▶ _Records provided_

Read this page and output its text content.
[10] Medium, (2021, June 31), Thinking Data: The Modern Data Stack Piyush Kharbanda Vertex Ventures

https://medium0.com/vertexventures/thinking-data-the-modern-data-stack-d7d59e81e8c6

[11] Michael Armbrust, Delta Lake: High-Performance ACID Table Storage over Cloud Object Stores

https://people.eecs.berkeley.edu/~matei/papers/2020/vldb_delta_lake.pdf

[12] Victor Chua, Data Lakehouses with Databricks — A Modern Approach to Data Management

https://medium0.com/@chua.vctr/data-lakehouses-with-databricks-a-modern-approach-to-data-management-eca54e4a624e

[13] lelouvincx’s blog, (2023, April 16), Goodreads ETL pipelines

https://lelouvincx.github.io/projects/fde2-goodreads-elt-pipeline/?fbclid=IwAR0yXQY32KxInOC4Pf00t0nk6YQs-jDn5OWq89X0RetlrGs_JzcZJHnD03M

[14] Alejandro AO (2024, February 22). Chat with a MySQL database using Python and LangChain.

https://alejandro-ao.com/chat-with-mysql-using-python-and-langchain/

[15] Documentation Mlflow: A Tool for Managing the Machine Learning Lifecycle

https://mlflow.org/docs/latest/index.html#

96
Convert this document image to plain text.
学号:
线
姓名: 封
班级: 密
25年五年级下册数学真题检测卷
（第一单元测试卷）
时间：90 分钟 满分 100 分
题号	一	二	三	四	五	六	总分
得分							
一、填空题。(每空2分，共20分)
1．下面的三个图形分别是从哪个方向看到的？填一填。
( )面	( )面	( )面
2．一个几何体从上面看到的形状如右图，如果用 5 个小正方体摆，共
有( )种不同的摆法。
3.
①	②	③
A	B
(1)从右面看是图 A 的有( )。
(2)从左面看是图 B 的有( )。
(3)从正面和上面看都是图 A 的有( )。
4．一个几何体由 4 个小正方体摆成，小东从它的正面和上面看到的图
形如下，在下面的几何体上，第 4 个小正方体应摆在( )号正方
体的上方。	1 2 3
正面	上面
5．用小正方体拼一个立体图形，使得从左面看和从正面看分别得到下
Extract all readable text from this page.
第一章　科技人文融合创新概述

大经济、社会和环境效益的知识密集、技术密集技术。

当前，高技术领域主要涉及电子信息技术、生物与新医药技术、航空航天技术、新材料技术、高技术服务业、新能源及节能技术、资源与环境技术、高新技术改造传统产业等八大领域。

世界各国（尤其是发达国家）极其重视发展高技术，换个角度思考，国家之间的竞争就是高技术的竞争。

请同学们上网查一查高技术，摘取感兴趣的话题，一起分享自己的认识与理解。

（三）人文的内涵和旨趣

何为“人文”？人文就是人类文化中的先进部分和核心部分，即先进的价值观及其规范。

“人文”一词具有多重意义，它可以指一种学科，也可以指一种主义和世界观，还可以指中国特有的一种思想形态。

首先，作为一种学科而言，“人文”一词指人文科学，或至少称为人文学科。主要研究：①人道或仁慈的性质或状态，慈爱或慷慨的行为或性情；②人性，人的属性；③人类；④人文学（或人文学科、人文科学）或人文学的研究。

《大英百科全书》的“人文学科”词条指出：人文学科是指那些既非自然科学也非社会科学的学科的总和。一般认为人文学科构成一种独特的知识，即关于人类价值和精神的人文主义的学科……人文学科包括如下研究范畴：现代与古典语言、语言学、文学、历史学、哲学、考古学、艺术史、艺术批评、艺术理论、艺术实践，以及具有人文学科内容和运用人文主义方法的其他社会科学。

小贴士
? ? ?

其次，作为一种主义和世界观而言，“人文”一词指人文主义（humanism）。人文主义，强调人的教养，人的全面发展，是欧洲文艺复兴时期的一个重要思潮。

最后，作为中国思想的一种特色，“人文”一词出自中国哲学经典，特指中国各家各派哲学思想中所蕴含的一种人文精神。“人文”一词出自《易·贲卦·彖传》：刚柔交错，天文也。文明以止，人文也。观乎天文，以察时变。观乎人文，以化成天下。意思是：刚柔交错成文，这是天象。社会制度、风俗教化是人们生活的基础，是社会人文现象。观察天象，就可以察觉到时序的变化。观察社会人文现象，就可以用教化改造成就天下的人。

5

▶ _Request_
Isolate each line of the listing above that includes "using". Copy it.

▶ _Task result_
[14] Alejandro AO (2024, February 22). Chat with a MySQL database using Python and LangChain.
https://alejandro-ao.com/chat-with-mysql-using-python-and-langchain/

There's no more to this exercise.